**MATERIAL PROVIDED:**

--- begin ---

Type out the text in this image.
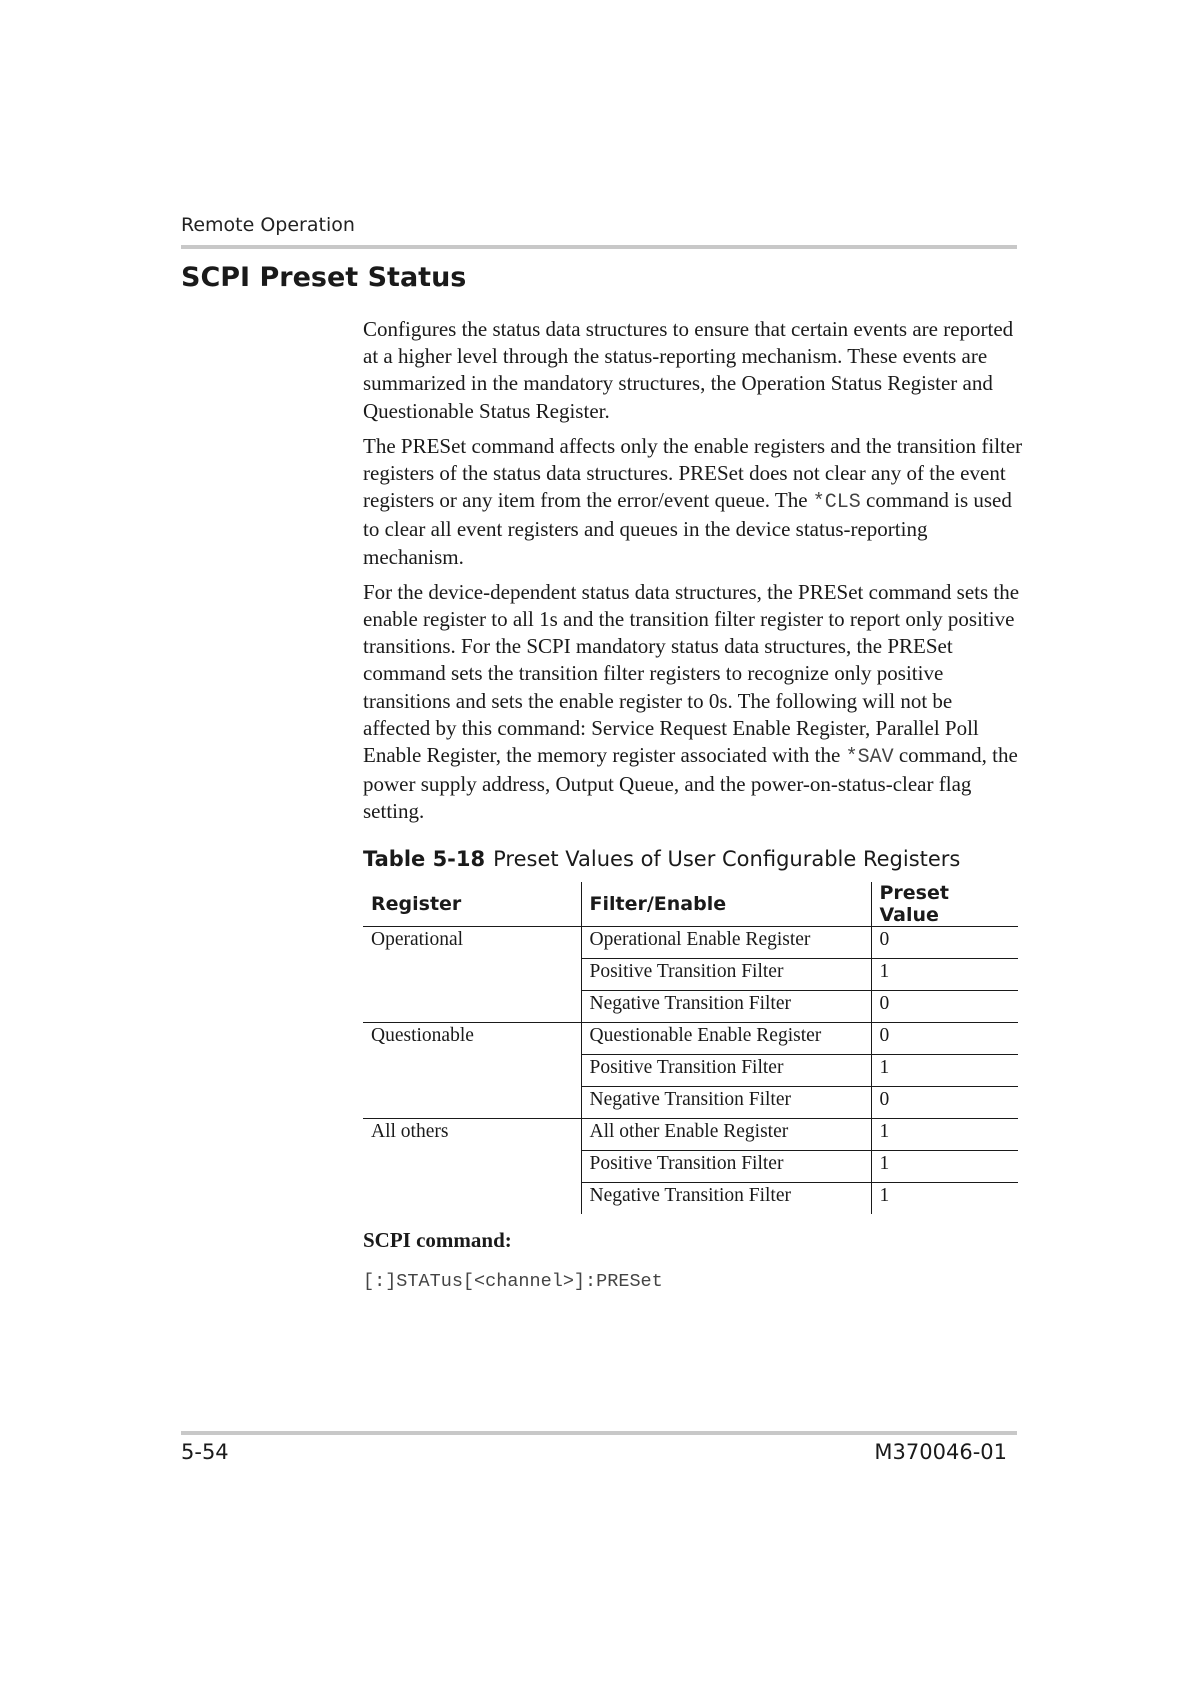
Remote Operation
SCPI Preset Status

Configures the status data structures to ensure that certain events are reported at a higher level through the status-reporting mechanism. These events are summarized in the mandatory structures, the Operation Status Register and Questionable Status Register.

The PRESet command affects only the enable registers and the transition filter registers of the status data structures. PRESet does not clear any of the event registers or any item from the error/event queue. The *CLS command is used to clear all event registers and queues in the device status-reporting mechanism.

For the device-dependent status data structures, the PRESet command sets the enable register to all 1s and the transition filter register to report only positive transitions. For the SCPI mandatory status data structures, the PRESet command sets the transition filter registers to recognize only positive transitions and sets the enable register to 0s. The following will not be affected by this command: Service Request Enable Register, Parallel Poll Enable Register, the memory register associated with the *SAV command, the power supply address, Output Queue, and the power-on-status-clear flag setting.

Table 5-18 Preset Values of User Configurable Registers
Register	Filter/Enable	Preset Value
Operational	Operational Enable Register	0
	Positive Transition Filter	1
	Negative Transition Filter	0
Questionable	Questionable Enable Register	0
	Positive Transition Filter	1
	Negative Transition Filter	0
All others	All other Enable Register	1
	Positive Transition Filter	1
	Negative Transition Filter	1
SCPI command:
[:]STATus[<channel>]:PRESet
5-54	M370046-01
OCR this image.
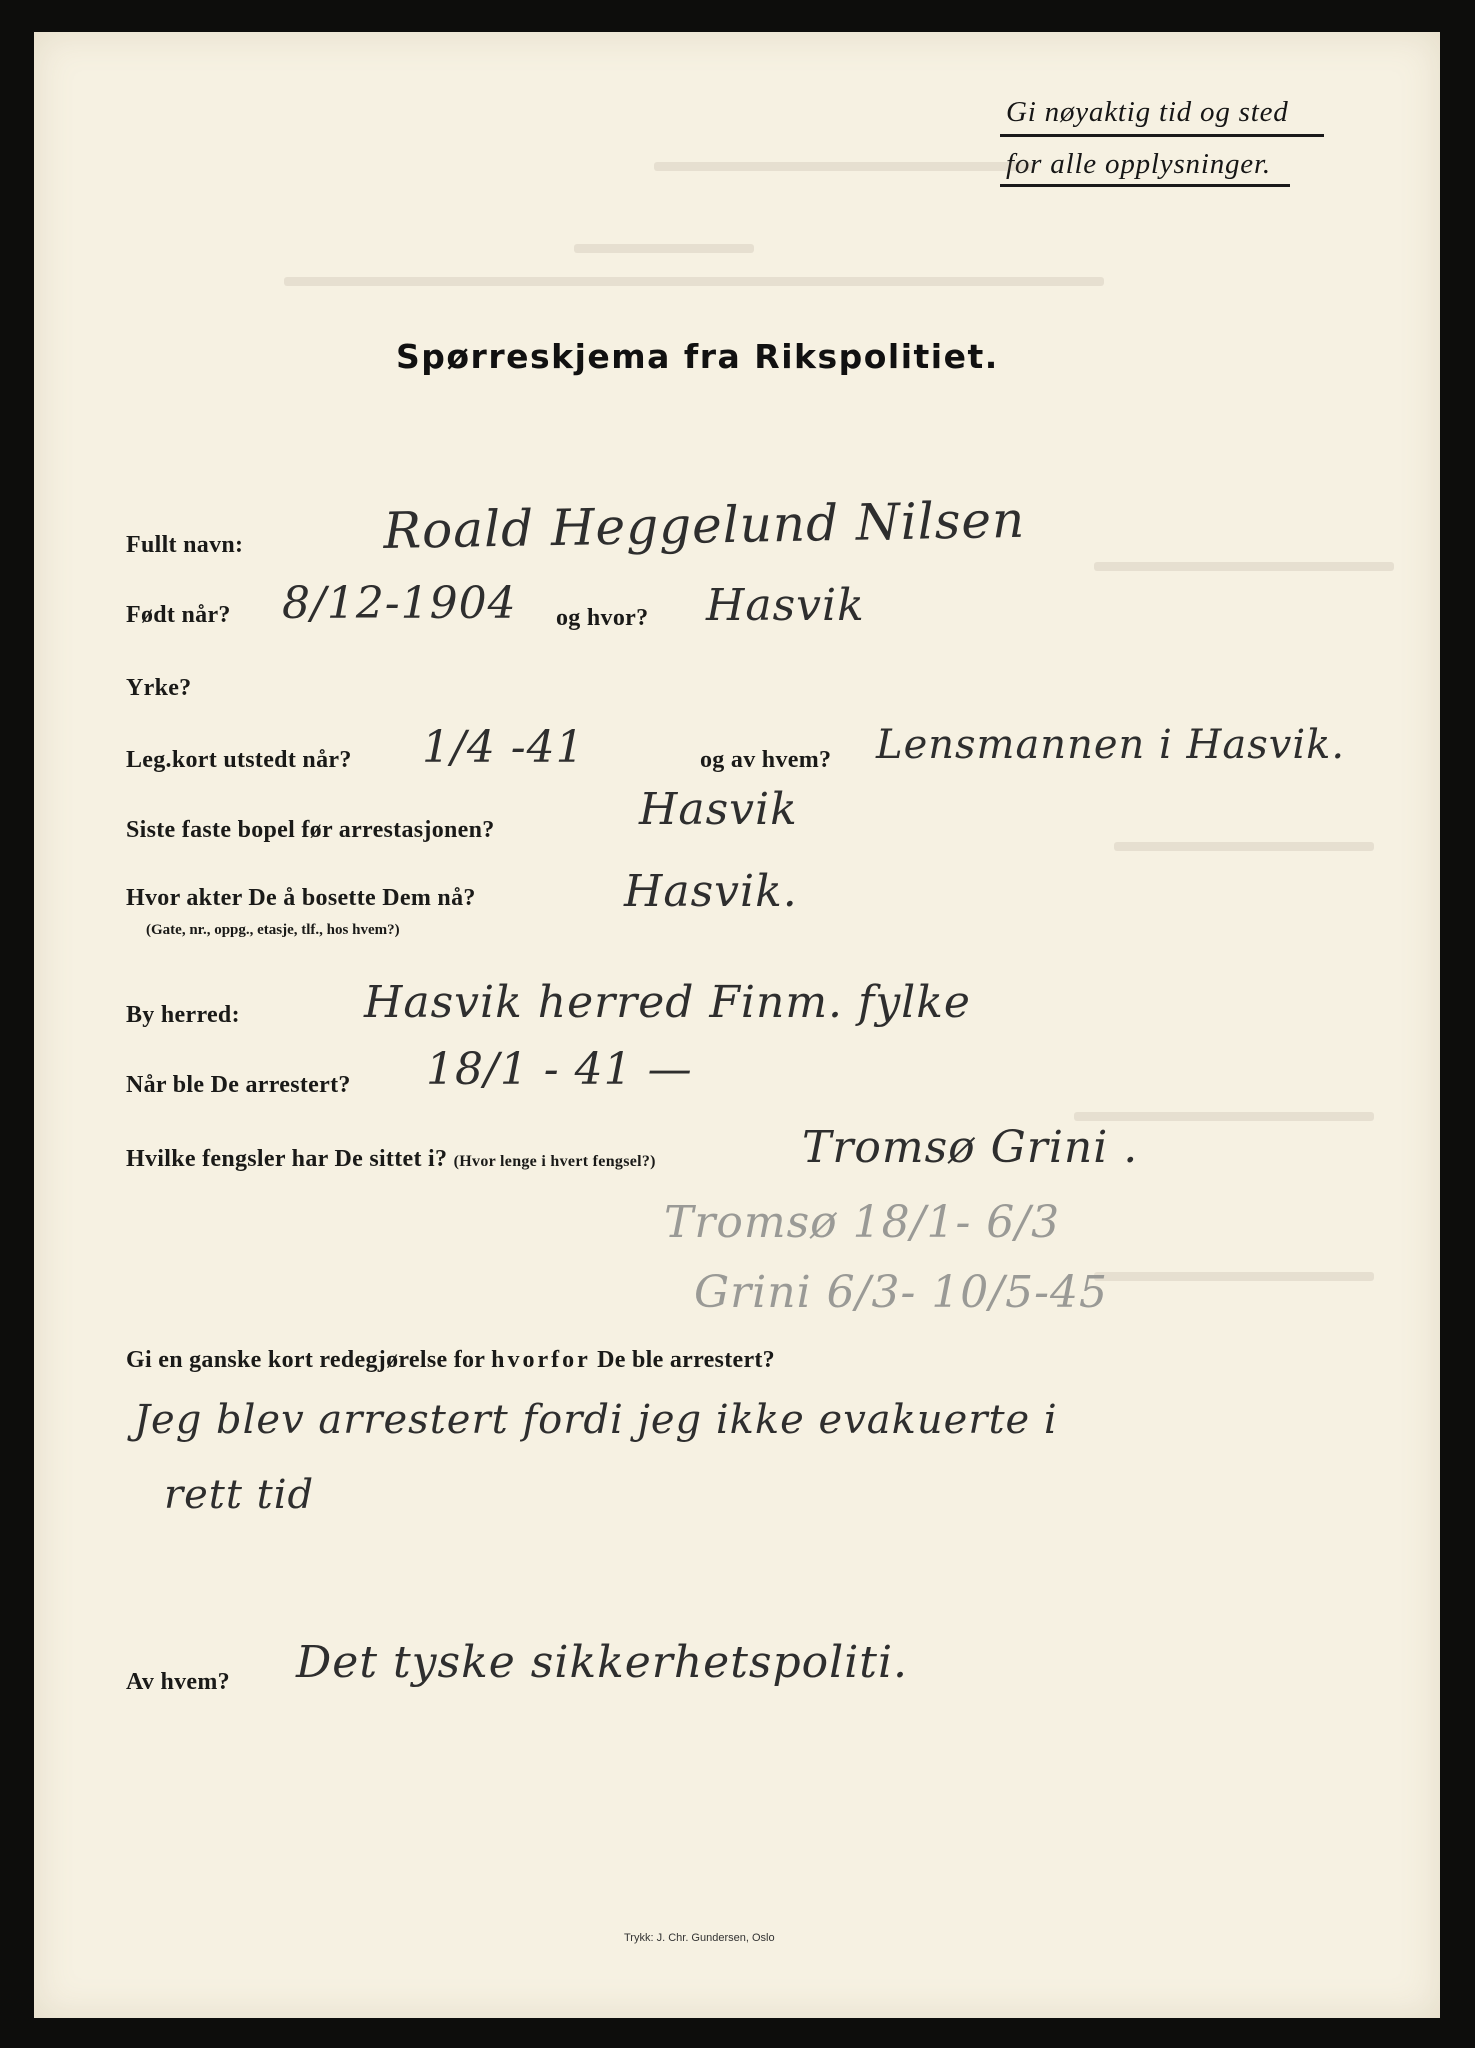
Gi nøyaktig tid og sted
for alle opplysninger.
Spørreskjema fra Rikspolitiet.
Fullt navn:	Roald Heggelund Nilsen
Født når? 8/12-1904 og hvor? Hasvik
Yrke?
Leg.kort utstedt når? 1/4 -41	og av hvem? Lensmannen i Hasvik.
Siste faste bopel før arrestasjonen?	Hasvik
Hvor akter De å bosette Dem nå?
(Gate, nr., oppg., etasje, tlf., hos hvem?)
Hasvik.
By herred:	Hasvik herred Finm. fylke
Når ble De arrestert? 18/1 - 41 —
Hvilke fengsler har De sittet i? (Hvor lenge i hvert fengsel?)	Tromsø Grini .
Tromsø 18/1- 6/3
Grini 6/3- 10/5-45
Gi en ganske kort redegjørelse for hvorfor De ble arrestert?
Jeg blev arrestert fordi jeg ikke evakuerte i
rett tid
Av hvem? Det tyske sikkerhetspoliti.
Trykk: J. Chr. Gundersen, Oslo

--- end ---

**EXERCISE DIRECTIONS:**
The pictures should not be reproduced; quote all of the other material exactly.

**SOLUTION FOR THIS PROBLEM:**
Type out the text in this image.
Remote Operation
SCPI Preset Status

Configures the status data structures to ensure that certain events are reported at a higher level through the status-reporting mechanism. These events are summarized in the mandatory structures, the Operation Status Register and Questionable Status Register.

The PRESet command affects only the enable registers and the transition filter registers of the status data structures. PRESet does not clear any of the event registers or any item from the error/event queue. The *CLS command is used to clear all event registers and queues in the device status-reporting mechanism.

For the device-dependent status data structures, the PRESet command sets the enable register to all 1s and the transition filter register to report only positive transitions. For the SCPI mandatory status data structures, the PRESet command sets the transition filter registers to recognize only positive transitions and sets the enable register to 0s. The following will not be affected by this command: Service Request Enable Register, Parallel Poll Enable Register, the memory register associated with the *SAV command, the power supply address, Output Queue, and the power-on-status-clear flag setting.

Table 5-18 Preset Values of User Configurable Registers
Register	Filter/Enable	Preset Value
Operational	Operational Enable Register	0
	Positive Transition Filter	1
	Negative Transition Filter	0
Questionable	Questionable Enable Register	0
	Positive Transition Filter	1
	Negative Transition Filter	0
All others	All other Enable Register	1
	Positive Transition Filter	1
	Negative Transition Filter	1
SCPI command:
[:]STATus[<channel>]:PRESet
5-54	M370046-01
OCR this image.
Gi nøyaktig tid og sted
for alle opplysninger.
Spørreskjema fra Rikspolitiet.
Fullt navn:	Roald Heggelund Nilsen
Født når? 8/12-1904 og hvor? Hasvik
Yrke?
Leg.kort utstedt når? 1/4 -41	og av hvem? Lensmannen i Hasvik.
Siste faste bopel før arrestasjonen?	Hasvik
Hvor akter De å bosette Dem nå?
(Gate, nr., oppg., etasje, tlf., hos hvem?)
Hasvik.
By herred:	Hasvik herred Finm. fylke
Når ble De arrestert? 18/1 - 41 —
Hvilke fengsler har De sittet i? (Hvor lenge i hvert fengsel?)	Tromsø Grini .
Tromsø 18/1- 6/3
Grini 6/3- 10/5-45
Gi en ganske kort redegjørelse for hvorfor De ble arrestert?
Jeg blev arrestert fordi jeg ikke evakuerte i
rett tid
Av hvem? Det tyske sikkerhetspoliti.
Trykk: J. Chr. Gundersen, Oslo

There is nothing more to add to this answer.